▶ _Task goal_
Transcribe every line of the listing below without any deviation.

▶ _Supplied data_

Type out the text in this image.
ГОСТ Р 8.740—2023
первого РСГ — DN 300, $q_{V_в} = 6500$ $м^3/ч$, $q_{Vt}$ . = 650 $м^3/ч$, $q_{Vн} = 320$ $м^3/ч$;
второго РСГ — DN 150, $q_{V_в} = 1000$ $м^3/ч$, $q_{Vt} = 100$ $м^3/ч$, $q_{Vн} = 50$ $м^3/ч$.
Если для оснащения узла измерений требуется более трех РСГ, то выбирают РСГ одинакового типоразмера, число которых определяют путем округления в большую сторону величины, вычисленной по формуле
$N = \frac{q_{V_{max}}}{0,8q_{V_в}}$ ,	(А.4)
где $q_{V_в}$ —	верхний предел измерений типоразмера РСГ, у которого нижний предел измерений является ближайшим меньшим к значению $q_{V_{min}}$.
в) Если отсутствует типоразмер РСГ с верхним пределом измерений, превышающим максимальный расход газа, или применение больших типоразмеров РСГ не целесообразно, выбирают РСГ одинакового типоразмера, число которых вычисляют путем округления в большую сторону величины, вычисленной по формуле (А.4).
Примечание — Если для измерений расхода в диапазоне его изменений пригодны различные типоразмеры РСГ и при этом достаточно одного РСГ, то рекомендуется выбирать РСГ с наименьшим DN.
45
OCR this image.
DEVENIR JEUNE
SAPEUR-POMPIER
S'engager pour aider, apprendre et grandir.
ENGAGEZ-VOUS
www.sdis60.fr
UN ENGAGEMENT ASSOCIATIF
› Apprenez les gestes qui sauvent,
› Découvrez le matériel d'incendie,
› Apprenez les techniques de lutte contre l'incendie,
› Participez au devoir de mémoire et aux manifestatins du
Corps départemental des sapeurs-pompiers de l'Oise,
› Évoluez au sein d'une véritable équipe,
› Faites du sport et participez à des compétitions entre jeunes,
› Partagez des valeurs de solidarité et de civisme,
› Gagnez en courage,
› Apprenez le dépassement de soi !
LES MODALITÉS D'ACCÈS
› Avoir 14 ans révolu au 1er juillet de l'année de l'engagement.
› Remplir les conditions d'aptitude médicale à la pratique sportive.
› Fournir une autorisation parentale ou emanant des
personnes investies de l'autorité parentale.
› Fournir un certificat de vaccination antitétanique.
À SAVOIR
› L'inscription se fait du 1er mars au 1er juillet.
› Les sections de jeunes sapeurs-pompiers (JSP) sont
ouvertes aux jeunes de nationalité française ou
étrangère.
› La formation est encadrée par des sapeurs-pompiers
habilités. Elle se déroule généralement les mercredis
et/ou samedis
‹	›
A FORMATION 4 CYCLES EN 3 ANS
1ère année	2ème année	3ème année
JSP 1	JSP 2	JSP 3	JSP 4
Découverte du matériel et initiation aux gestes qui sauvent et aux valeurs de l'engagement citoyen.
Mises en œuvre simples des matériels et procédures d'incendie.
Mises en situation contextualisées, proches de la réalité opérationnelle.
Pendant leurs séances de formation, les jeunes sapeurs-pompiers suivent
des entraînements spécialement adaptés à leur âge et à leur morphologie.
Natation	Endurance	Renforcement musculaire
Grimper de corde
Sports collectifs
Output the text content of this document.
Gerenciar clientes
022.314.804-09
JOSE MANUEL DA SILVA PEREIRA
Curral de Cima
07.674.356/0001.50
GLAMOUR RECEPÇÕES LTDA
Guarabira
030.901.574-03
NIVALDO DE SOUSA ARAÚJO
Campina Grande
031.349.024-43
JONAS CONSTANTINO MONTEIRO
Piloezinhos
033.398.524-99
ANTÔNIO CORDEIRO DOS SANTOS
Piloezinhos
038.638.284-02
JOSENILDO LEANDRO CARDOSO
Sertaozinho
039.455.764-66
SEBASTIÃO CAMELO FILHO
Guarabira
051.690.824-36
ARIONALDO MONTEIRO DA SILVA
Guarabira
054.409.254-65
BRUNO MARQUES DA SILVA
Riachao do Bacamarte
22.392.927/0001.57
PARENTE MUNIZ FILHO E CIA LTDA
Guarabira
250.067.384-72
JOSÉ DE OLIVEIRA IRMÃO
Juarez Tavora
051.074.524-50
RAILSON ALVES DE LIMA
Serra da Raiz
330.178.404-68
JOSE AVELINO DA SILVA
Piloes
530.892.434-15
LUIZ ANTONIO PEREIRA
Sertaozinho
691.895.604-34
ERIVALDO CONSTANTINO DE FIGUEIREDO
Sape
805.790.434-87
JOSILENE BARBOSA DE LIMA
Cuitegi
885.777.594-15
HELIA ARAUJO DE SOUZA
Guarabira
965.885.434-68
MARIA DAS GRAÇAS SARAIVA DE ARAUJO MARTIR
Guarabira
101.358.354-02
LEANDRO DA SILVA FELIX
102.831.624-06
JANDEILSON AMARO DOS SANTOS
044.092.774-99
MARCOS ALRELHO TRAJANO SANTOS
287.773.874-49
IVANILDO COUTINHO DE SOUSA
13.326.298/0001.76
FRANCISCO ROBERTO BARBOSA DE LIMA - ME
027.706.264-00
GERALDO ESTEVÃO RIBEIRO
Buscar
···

▶ _Response for this exercise_
Type out the text in this image.
ГОСТ Р 8.740—2023
первого РСГ — DN 300, $q_{V_в} = 6500$ $м^3/ч$, $q_{Vt}$ . = 650 $м^3/ч$, $q_{Vн} = 320$ $м^3/ч$;
второго РСГ — DN 150, $q_{V_в} = 1000$ $м^3/ч$, $q_{Vt} = 100$ $м^3/ч$, $q_{Vн} = 50$ $м^3/ч$.
Если для оснащения узла измерений требуется более трех РСГ, то выбирают РСГ одинакового типоразмера, число которых определяют путем округления в большую сторону величины, вычисленной по формуле
$N = \frac{q_{V_{max}}}{0,8q_{V_в}}$ ,	(А.4)
где $q_{V_в}$ —	верхний предел измерений типоразмера РСГ, у которого нижний предел измерений является ближайшим меньшим к значению $q_{V_{min}}$.
в) Если отсутствует типоразмер РСГ с верхним пределом измерений, превышающим максимальный расход газа, или применение больших типоразмеров РСГ не целесообразно, выбирают РСГ одинакового типоразмера, число которых вычисляют путем округления в большую сторону величины, вычисленной по формуле (А.4).
Примечание — Если для измерений расхода в диапазоне его изменений пригодны различные типоразмеры РСГ и при этом достаточно одного РСГ, то рекомендуется выбирать РСГ с наименьшим DN.
45
OCR this image.
DEVENIR JEUNE
SAPEUR-POMPIER
S'engager pour aider, apprendre et grandir.
ENGAGEZ-VOUS
www.sdis60.fr
UN ENGAGEMENT ASSOCIATIF
› Apprenez les gestes qui sauvent,
› Découvrez le matériel d'incendie,
› Apprenez les techniques de lutte contre l'incendie,
› Participez au devoir de mémoire et aux manifestatins du
Corps départemental des sapeurs-pompiers de l'Oise,
› Évoluez au sein d'une véritable équipe,
› Faites du sport et participez à des compétitions entre jeunes,
› Partagez des valeurs de solidarité et de civisme,
› Gagnez en courage,
› Apprenez le dépassement de soi !
LES MODALITÉS D'ACCÈS
› Avoir 14 ans révolu au 1er juillet de l'année de l'engagement.
› Remplir les conditions d'aptitude médicale à la pratique sportive.
› Fournir une autorisation parentale ou emanant des
personnes investies de l'autorité parentale.
› Fournir un certificat de vaccination antitétanique.
À SAVOIR
› L'inscription se fait du 1er mars au 1er juillet.
› Les sections de jeunes sapeurs-pompiers (JSP) sont
ouvertes aux jeunes de nationalité française ou
étrangère.
› La formation est encadrée par des sapeurs-pompiers
habilités. Elle se déroule généralement les mercredis
et/ou samedis
‹	›
A FORMATION 4 CYCLES EN 3 ANS
1ère année	2ème année	3ème année
JSP 1	JSP 2	JSP 3	JSP 4
Découverte du matériel et initiation aux gestes qui sauvent et aux valeurs de l'engagement citoyen.
Mises en œuvre simples des matériels et procédures d'incendie.
Mises en situation contextualisées, proches de la réalité opérationnelle.
Pendant leurs séances de formation, les jeunes sapeurs-pompiers suivent
des entraînements spécialement adaptés à leur âge et à leur morphologie.
Natation	Endurance	Renforcement musculaire
Grimper de corde
Sports collectifs
Output the text content of this document.
Gerenciar clientes
022.314.804-09
JOSE MANUEL DA SILVA PEREIRA
Curral de Cima
07.674.356/0001.50
GLAMOUR RECEPÇÕES LTDA
Guarabira
030.901.574-03
NIVALDO DE SOUSA ARAÚJO
Campina Grande
031.349.024-43
JONAS CONSTANTINO MONTEIRO
Piloezinhos
033.398.524-99
ANTÔNIO CORDEIRO DOS SANTOS
Piloezinhos
038.638.284-02
JOSENILDO LEANDRO CARDOSO
Sertaozinho
039.455.764-66
SEBASTIÃO CAMELO FILHO
Guarabira
051.690.824-36
ARIONALDO MONTEIRO DA SILVA
Guarabira
054.409.254-65
BRUNO MARQUES DA SILVA
Riachao do Bacamarte
22.392.927/0001.57
PARENTE MUNIZ FILHO E CIA LTDA
Guarabira
250.067.384-72
JOSÉ DE OLIVEIRA IRMÃO
Juarez Tavora
051.074.524-50
RAILSON ALVES DE LIMA
Serra da Raiz
330.178.404-68
JOSE AVELINO DA SILVA
Piloes
530.892.434-15
LUIZ ANTONIO PEREIRA
Sertaozinho
691.895.604-34
ERIVALDO CONSTANTINO DE FIGUEIREDO
Sape
805.790.434-87
JOSILENE BARBOSA DE LIMA
Cuitegi
885.777.594-15
HELIA ARAUJO DE SOUZA
Guarabira
965.885.434-68
MARIA DAS GRAÇAS SARAIVA DE ARAUJO MARTIR
Guarabira
101.358.354-02
LEANDRO DA SILVA FELIX
102.831.624-06
JANDEILSON AMARO DOS SANTOS
044.092.774-99
MARCOS ALRELHO TRAJANO SANTOS
287.773.874-49
IVANILDO COUTINHO DE SOUSA
13.326.298/0001.76
FRANCISCO ROBERTO BARBOSA DE LIMA - ME
027.706.264-00
GERALDO ESTEVÃO RIBEIRO
Buscar
···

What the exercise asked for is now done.